• Instructions to follow
Drop the pictures, then extract the listing word for word.

• Task inputs
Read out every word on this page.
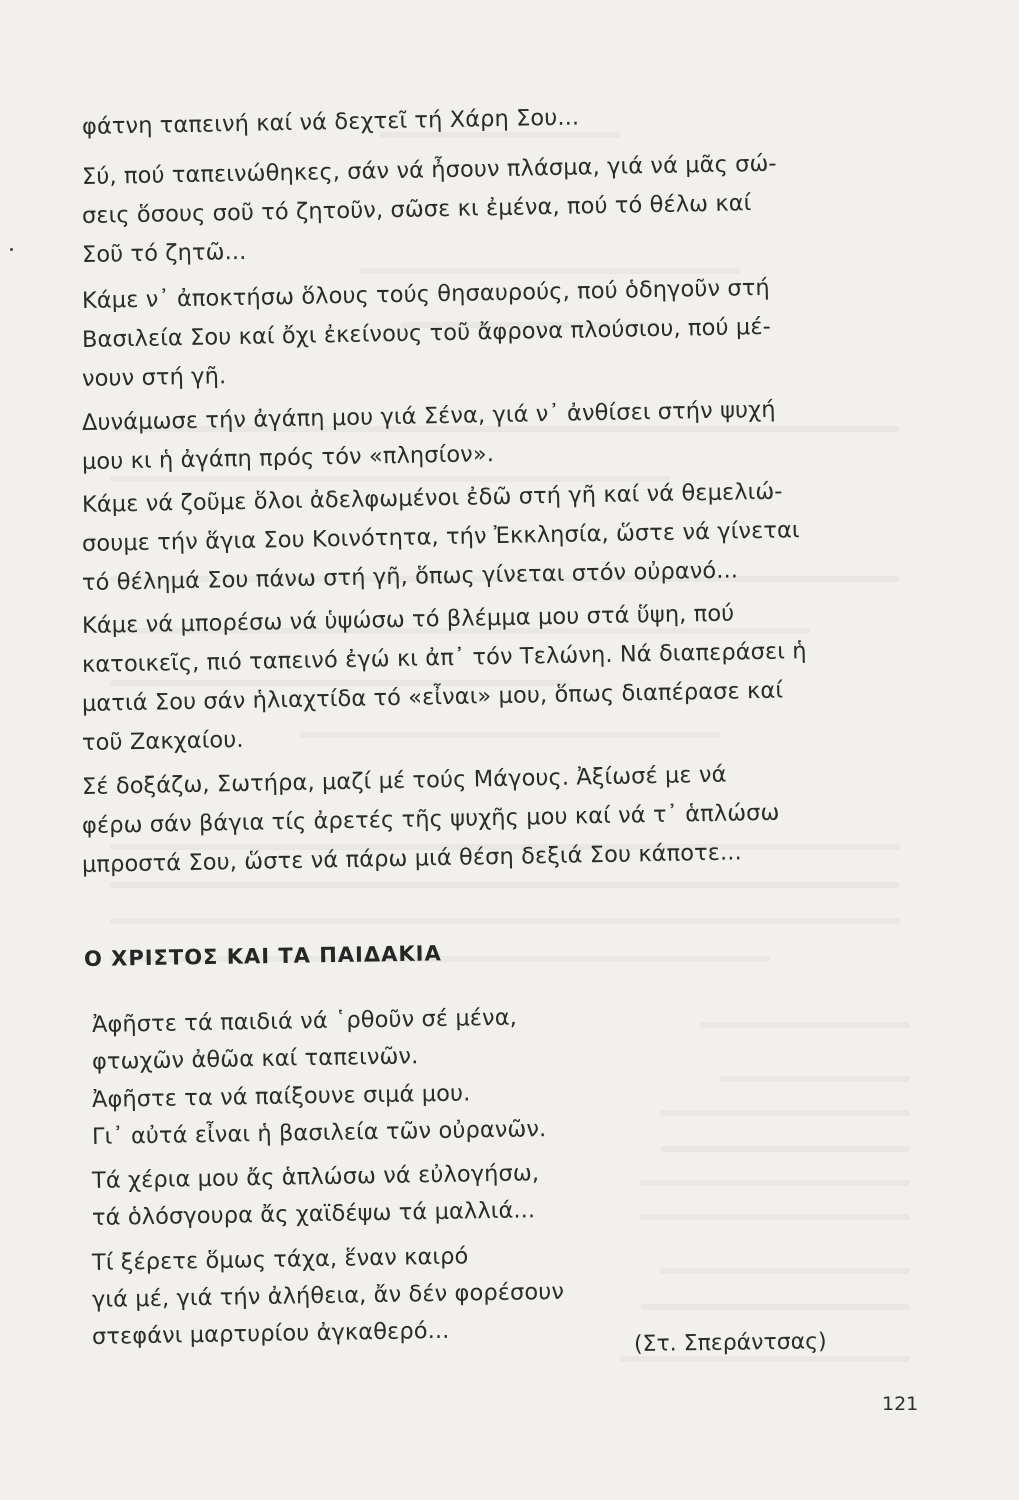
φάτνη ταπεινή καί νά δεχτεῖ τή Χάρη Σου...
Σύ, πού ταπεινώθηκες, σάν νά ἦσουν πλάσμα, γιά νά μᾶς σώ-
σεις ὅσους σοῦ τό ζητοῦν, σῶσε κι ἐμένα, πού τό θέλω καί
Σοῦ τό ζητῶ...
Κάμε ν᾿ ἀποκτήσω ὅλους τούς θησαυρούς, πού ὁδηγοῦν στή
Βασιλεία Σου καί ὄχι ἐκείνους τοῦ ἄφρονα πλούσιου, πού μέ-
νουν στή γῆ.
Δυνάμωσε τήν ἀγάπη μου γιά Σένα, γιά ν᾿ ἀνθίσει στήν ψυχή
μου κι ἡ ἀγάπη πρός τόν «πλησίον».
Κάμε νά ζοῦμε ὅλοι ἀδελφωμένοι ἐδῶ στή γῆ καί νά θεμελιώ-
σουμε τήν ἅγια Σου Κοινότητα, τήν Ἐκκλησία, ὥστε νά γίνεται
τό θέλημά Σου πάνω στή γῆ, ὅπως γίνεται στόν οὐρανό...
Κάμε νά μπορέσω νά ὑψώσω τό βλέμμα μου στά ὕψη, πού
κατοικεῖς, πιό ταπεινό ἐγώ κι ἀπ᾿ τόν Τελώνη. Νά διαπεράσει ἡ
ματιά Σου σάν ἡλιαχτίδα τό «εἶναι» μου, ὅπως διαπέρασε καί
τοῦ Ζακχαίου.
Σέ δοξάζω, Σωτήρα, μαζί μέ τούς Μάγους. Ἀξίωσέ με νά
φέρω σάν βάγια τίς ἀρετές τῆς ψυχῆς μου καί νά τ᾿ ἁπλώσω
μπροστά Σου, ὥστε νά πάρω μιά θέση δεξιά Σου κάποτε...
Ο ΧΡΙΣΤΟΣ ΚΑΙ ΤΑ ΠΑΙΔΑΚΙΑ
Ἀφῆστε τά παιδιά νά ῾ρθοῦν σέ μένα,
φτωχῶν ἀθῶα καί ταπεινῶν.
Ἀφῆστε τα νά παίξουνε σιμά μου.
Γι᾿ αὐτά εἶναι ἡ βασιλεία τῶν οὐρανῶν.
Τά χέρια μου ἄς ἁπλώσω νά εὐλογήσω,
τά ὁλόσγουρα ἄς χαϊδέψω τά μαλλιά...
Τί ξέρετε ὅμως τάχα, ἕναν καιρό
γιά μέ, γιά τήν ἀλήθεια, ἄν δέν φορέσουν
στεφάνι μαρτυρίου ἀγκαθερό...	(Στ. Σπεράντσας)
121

• Exercise solution
Read out every word on this page.
φάτνη ταπεινή καί νά δεχτεῖ τή Χάρη Σου...
Σύ, πού ταπεινώθηκες, σάν νά ἦσουν πλάσμα, γιά νά μᾶς σώ-
σεις ὅσους σοῦ τό ζητοῦν, σῶσε κι ἐμένα, πού τό θέλω καί
Σοῦ τό ζητῶ...
Κάμε ν᾿ ἀποκτήσω ὅλους τούς θησαυρούς, πού ὁδηγοῦν στή
Βασιλεία Σου καί ὄχι ἐκείνους τοῦ ἄφρονα πλούσιου, πού μέ-
νουν στή γῆ.
Δυνάμωσε τήν ἀγάπη μου γιά Σένα, γιά ν᾿ ἀνθίσει στήν ψυχή
μου κι ἡ ἀγάπη πρός τόν «πλησίον».
Κάμε νά ζοῦμε ὅλοι ἀδελφωμένοι ἐδῶ στή γῆ καί νά θεμελιώ-
σουμε τήν ἅγια Σου Κοινότητα, τήν Ἐκκλησία, ὥστε νά γίνεται
τό θέλημά Σου πάνω στή γῆ, ὅπως γίνεται στόν οὐρανό...
Κάμε νά μπορέσω νά ὑψώσω τό βλέμμα μου στά ὕψη, πού
κατοικεῖς, πιό ταπεινό ἐγώ κι ἀπ᾿ τόν Τελώνη. Νά διαπεράσει ἡ
ματιά Σου σάν ἡλιαχτίδα τό «εἶναι» μου, ὅπως διαπέρασε καί
τοῦ Ζακχαίου.
Σέ δοξάζω, Σωτήρα, μαζί μέ τούς Μάγους. Ἀξίωσέ με νά
φέρω σάν βάγια τίς ἀρετές τῆς ψυχῆς μου καί νά τ᾿ ἁπλώσω
μπροστά Σου, ὥστε νά πάρω μιά θέση δεξιά Σου κάποτε...
Ο ΧΡΙΣΤΟΣ ΚΑΙ ΤΑ ΠΑΙΔΑΚΙΑ
Ἀφῆστε τά παιδιά νά ῾ρθοῦν σέ μένα,
φτωχῶν ἀθῶα καί ταπεινῶν.
Ἀφῆστε τα νά παίξουνε σιμά μου.
Γι᾿ αὐτά εἶναι ἡ βασιλεία τῶν οὐρανῶν.
Τά χέρια μου ἄς ἁπλώσω νά εὐλογήσω,
τά ὁλόσγουρα ἄς χαϊδέψω τά μαλλιά...
Τί ξέρετε ὅμως τάχα, ἕναν καιρό
γιά μέ, γιά τήν ἀλήθεια, ἄν δέν φορέσουν
στεφάνι μαρτυρίου ἀγκαθερό...	(Στ. Σπεράντσας)
121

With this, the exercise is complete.